Word for word, print each line of the listing below; pictures stay out.
☆ ☆ ☆ ☆ ☆
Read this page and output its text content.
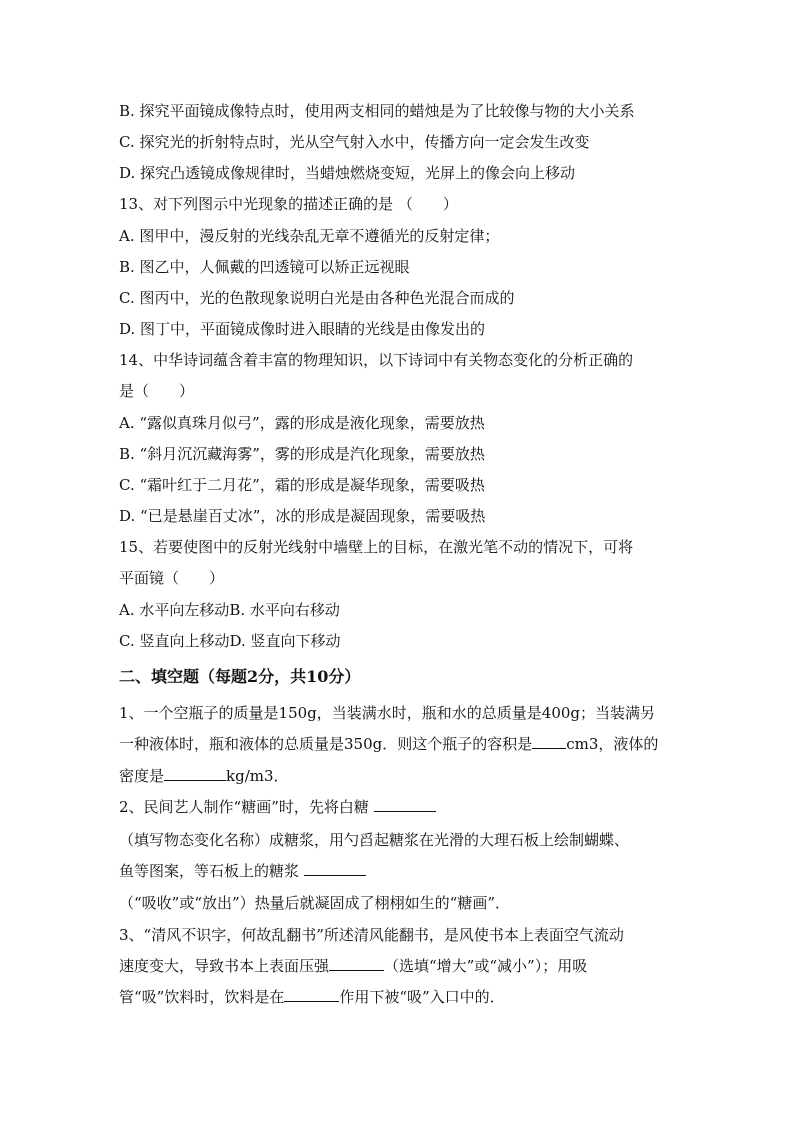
B. 探究平面镜成像特点时，使用两支相同的蜡烛是为了比较像与物的大小关系
C. 探究光的折射特点时，光从空气射入水中，传播方向一定会发生改变
D. 探究凸透镜成像规律时，当蜡烛燃烧变短，光屏上的像会向上移动
13、对下列图示中光现象的描述正确的是 （　　）
A. 图甲中，漫反射的光线杂乱无章不遵循光的反射定律；
B. 图乙中，人佩戴的凹透镜可以矫正远视眼
C. 图丙中，光的色散现象说明白光是由各种色光混合而成的
D. 图丁中，平面镜成像时进入眼睛的光线是由像发出的
14、中华诗词蕴含着丰富的物理知识，以下诗词中有关物态变化的分析正确的
是（　　）
A. “露似真珠月似弓”，露的形成是液化现象，需要放热
B. “斜月沉沉藏海雾”，雾的形成是汽化现象，需要放热
C. “霜叶红于二月花”，霜的形成是凝华现象，需要吸热
D. “已是悬崖百丈冰”，冰的形成是凝固现象，需要吸热
15、若要使图中的反射光线射中墙壁上的目标，在激光笔不动的情况下，可将
平面镜（　　）
A. 水平向左移动B. 水平向右移动
C. 竖直向上移动D. 竖直向下移动
二、填空题（每题2分，共10分）
1、一个空瓶子的质量是150g，当装满水时，瓶和水的总质量是400g；当装满另
一种液体时，瓶和液体的总质量是350g．则这个瓶子的容积是 cm3，液体的
密度是	kg/m3．
2、民间艺人制作“糖画”时，先将白糖
（填写物态变化名称）成糖浆，用勺舀起糖浆在光滑的大理石板上绘制蝴蝶、
鱼等图案，等石板上的糖浆
（“吸收”或“放出”）热量后就凝固成了栩栩如生的“糖画”．
3、“清风不识字，何故乱翻书”所述清风能翻书，是风使书本上表面空气流动
速度变大，导致书本上表面压强	（选填“增大”或“减小”）；用吸
管“吸”饮料时，饮料是在	作用下被“吸”入口中的．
☆ ☆ ☆ ☆ ☆
THE COMPLETED TASK =
Read this page and output its text content.
B. 探究平面镜成像特点时，使用两支相同的蜡烛是为了比较像与物的大小关系
C. 探究光的折射特点时，光从空气射入水中，传播方向一定会发生改变
D. 探究凸透镜成像规律时，当蜡烛燃烧变短，光屏上的像会向上移动
13、对下列图示中光现象的描述正确的是 （　　）
A. 图甲中，漫反射的光线杂乱无章不遵循光的反射定律；
B. 图乙中，人佩戴的凹透镜可以矫正远视眼
C. 图丙中，光的色散现象说明白光是由各种色光混合而成的
D. 图丁中，平面镜成像时进入眼睛的光线是由像发出的
14、中华诗词蕴含着丰富的物理知识，以下诗词中有关物态变化的分析正确的
是（　　）
A. “露似真珠月似弓”，露的形成是液化现象，需要放热
B. “斜月沉沉藏海雾”，雾的形成是汽化现象，需要放热
C. “霜叶红于二月花”，霜的形成是凝华现象，需要吸热
D. “已是悬崖百丈冰”，冰的形成是凝固现象，需要吸热
15、若要使图中的反射光线射中墙壁上的目标，在激光笔不动的情况下，可将
平面镜（　　）
A. 水平向左移动B. 水平向右移动
C. 竖直向上移动D. 竖直向下移动
二、填空题（每题2分，共10分）
1、一个空瓶子的质量是150g，当装满水时，瓶和水的总质量是400g；当装满另
一种液体时，瓶和液体的总质量是350g．则这个瓶子的容积是 cm3，液体的
密度是	kg/m3．
2、民间艺人制作“糖画”时，先将白糖
（填写物态变化名称）成糖浆，用勺舀起糖浆在光滑的大理石板上绘制蝴蝶、
鱼等图案，等石板上的糖浆
（“吸收”或“放出”）热量后就凝固成了栩栩如生的“糖画”．
3、“清风不识字，何故乱翻书”所述清风能翻书，是风使书本上表面空气流动
速度变大，导致书本上表面压强	（选填“增大”或“减小”）；用吸
管“吸”饮料时，饮料是在	作用下被“吸”入口中的．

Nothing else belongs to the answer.